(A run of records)

━━━━━━━━━━━━━━━━━━━━

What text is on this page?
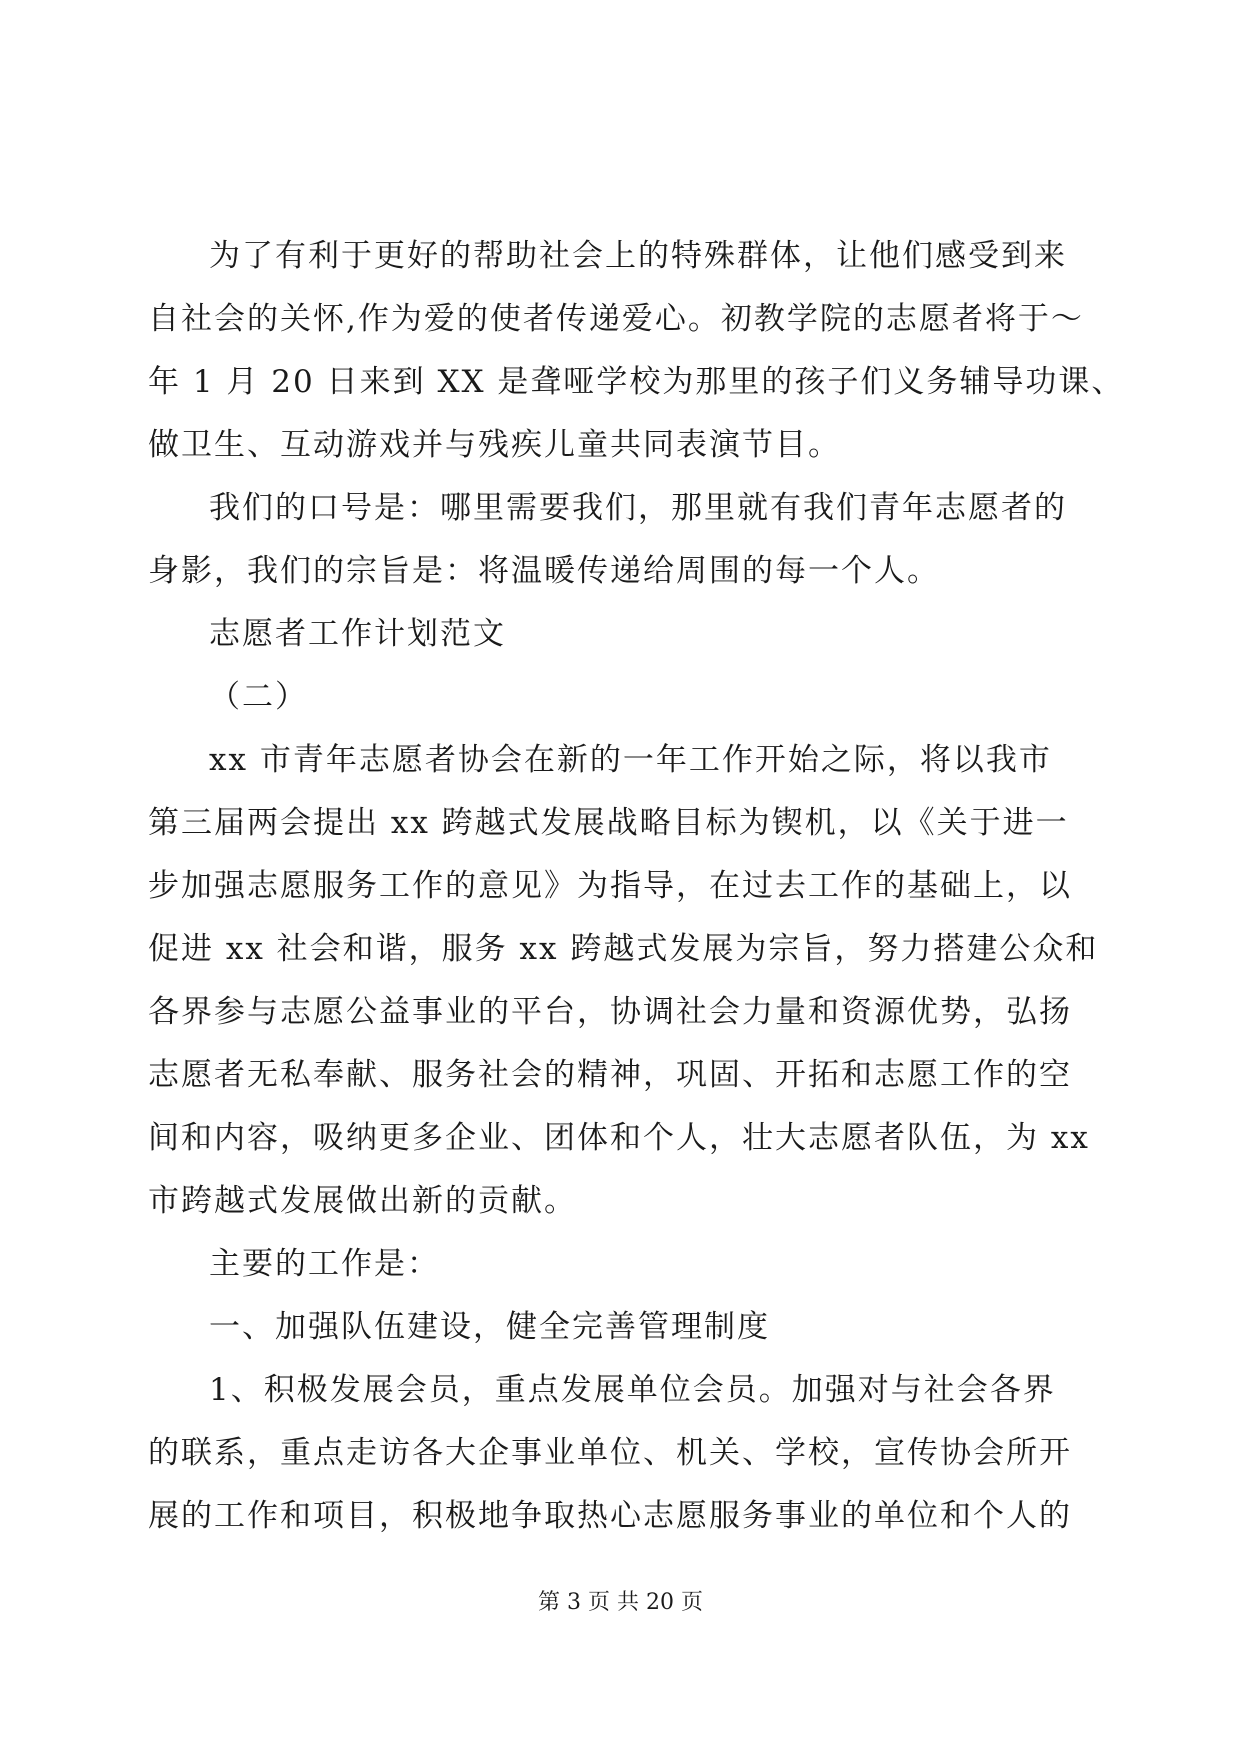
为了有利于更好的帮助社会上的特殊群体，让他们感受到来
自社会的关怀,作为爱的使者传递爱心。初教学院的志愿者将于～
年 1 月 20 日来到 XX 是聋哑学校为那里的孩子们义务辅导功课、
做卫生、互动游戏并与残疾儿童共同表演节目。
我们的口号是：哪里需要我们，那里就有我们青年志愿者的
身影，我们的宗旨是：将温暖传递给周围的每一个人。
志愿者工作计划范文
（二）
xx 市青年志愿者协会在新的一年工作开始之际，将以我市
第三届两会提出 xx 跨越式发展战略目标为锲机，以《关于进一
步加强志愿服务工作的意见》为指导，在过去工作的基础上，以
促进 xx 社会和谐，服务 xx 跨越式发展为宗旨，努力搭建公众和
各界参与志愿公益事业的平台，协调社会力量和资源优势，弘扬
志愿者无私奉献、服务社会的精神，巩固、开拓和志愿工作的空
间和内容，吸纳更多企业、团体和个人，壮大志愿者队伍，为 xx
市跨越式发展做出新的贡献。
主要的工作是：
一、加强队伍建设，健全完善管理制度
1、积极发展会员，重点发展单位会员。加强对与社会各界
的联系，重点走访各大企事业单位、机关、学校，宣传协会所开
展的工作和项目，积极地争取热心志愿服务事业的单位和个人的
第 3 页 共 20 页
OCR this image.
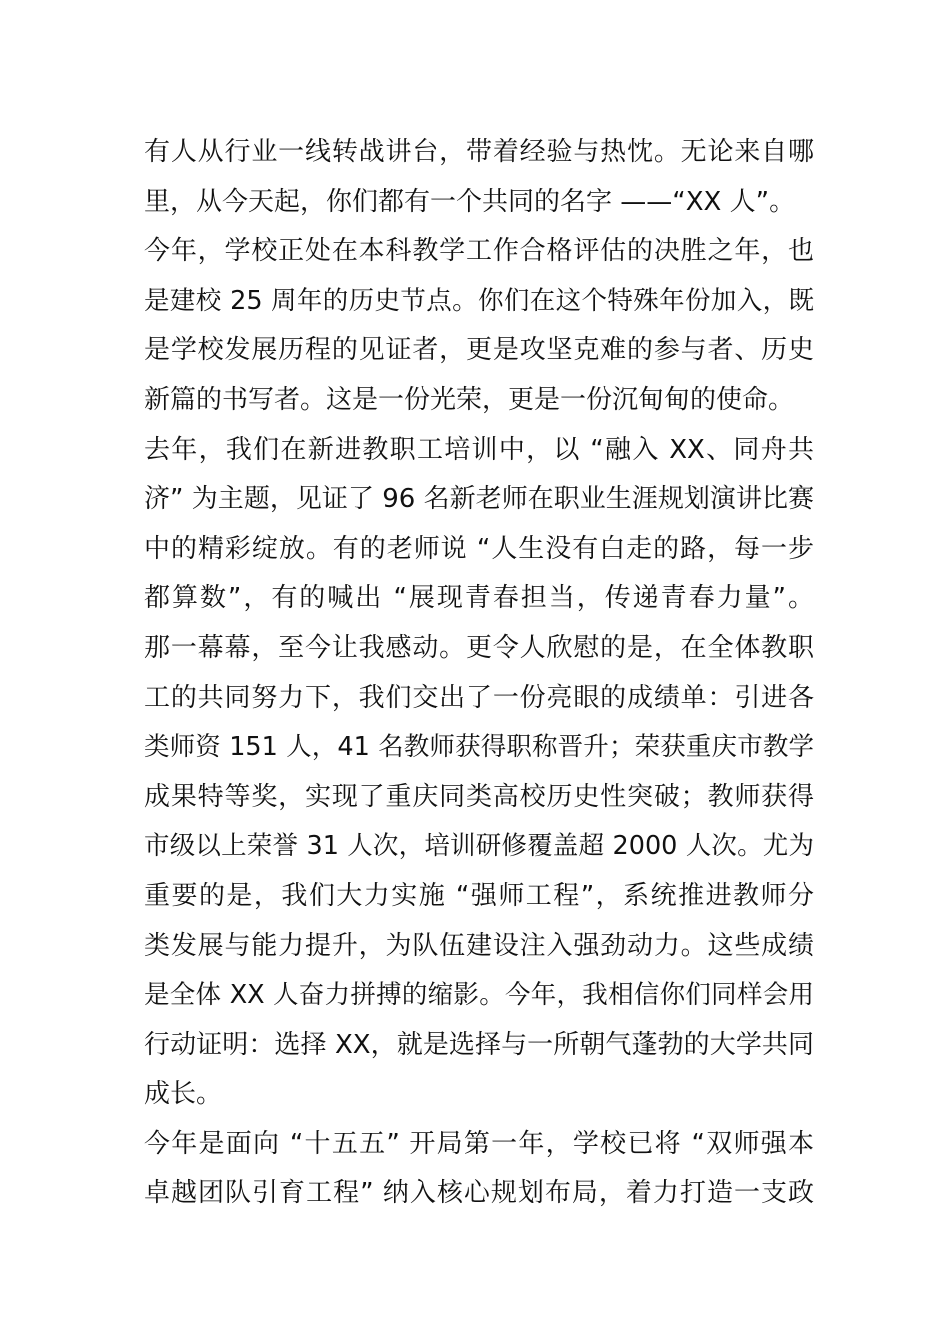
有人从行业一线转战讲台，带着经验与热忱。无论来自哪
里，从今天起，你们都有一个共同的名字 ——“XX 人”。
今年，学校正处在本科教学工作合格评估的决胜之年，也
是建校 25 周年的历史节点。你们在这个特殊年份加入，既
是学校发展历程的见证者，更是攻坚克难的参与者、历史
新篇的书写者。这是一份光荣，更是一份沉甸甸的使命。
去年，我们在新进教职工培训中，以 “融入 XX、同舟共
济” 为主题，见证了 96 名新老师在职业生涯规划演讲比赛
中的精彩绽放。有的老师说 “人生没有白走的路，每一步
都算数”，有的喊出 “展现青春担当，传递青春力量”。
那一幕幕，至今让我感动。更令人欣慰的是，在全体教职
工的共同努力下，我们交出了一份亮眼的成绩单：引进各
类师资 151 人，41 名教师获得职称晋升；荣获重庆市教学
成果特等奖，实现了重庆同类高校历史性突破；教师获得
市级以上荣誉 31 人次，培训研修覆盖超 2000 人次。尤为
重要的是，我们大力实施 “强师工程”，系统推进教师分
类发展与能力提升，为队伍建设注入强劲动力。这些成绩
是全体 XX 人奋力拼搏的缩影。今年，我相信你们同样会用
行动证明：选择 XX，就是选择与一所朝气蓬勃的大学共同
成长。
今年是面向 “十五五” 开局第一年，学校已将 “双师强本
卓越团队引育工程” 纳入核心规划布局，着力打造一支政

━━━━━━━━━━━━━━━━━━━━

Short task: Extract the text of all the records above verbatim, excluding pictures.

Expected answer:
What text is on this page?
为了有利于更好的帮助社会上的特殊群体，让他们感受到来
自社会的关怀,作为爱的使者传递爱心。初教学院的志愿者将于～
年 1 月 20 日来到 XX 是聋哑学校为那里的孩子们义务辅导功课、
做卫生、互动游戏并与残疾儿童共同表演节目。
我们的口号是：哪里需要我们，那里就有我们青年志愿者的
身影，我们的宗旨是：将温暖传递给周围的每一个人。
志愿者工作计划范文
（二）
xx 市青年志愿者协会在新的一年工作开始之际，将以我市
第三届两会提出 xx 跨越式发展战略目标为锲机，以《关于进一
步加强志愿服务工作的意见》为指导，在过去工作的基础上，以
促进 xx 社会和谐，服务 xx 跨越式发展为宗旨，努力搭建公众和
各界参与志愿公益事业的平台，协调社会力量和资源优势，弘扬
志愿者无私奉献、服务社会的精神，巩固、开拓和志愿工作的空
间和内容，吸纳更多企业、团体和个人，壮大志愿者队伍，为 xx
市跨越式发展做出新的贡献。
主要的工作是：
一、加强队伍建设，健全完善管理制度
1、积极发展会员，重点发展单位会员。加强对与社会各界
的联系，重点走访各大企事业单位、机关、学校，宣传协会所开
展的工作和项目，积极地争取热心志愿服务事业的单位和个人的
第 3 页 共 20 页
OCR this image.
有人从行业一线转战讲台，带着经验与热忱。无论来自哪
里，从今天起，你们都有一个共同的名字 ——“XX 人”。
今年，学校正处在本科教学工作合格评估的决胜之年，也
是建校 25 周年的历史节点。你们在这个特殊年份加入，既
是学校发展历程的见证者，更是攻坚克难的参与者、历史
新篇的书写者。这是一份光荣，更是一份沉甸甸的使命。
去年，我们在新进教职工培训中，以 “融入 XX、同舟共
济” 为主题，见证了 96 名新老师在职业生涯规划演讲比赛
中的精彩绽放。有的老师说 “人生没有白走的路，每一步
都算数”，有的喊出 “展现青春担当，传递青春力量”。
那一幕幕，至今让我感动。更令人欣慰的是，在全体教职
工的共同努力下，我们交出了一份亮眼的成绩单：引进各
类师资 151 人，41 名教师获得职称晋升；荣获重庆市教学
成果特等奖，实现了重庆同类高校历史性突破；教师获得
市级以上荣誉 31 人次，培训研修覆盖超 2000 人次。尤为
重要的是，我们大力实施 “强师工程”，系统推进教师分
类发展与能力提升，为队伍建设注入强劲动力。这些成绩
是全体 XX 人奋力拼搏的缩影。今年，我相信你们同样会用
行动证明：选择 XX，就是选择与一所朝气蓬勃的大学共同
成长。
今年是面向 “十五五” 开局第一年，学校已将 “双师强本
卓越团队引育工程” 纳入核心规划布局，着力打造一支政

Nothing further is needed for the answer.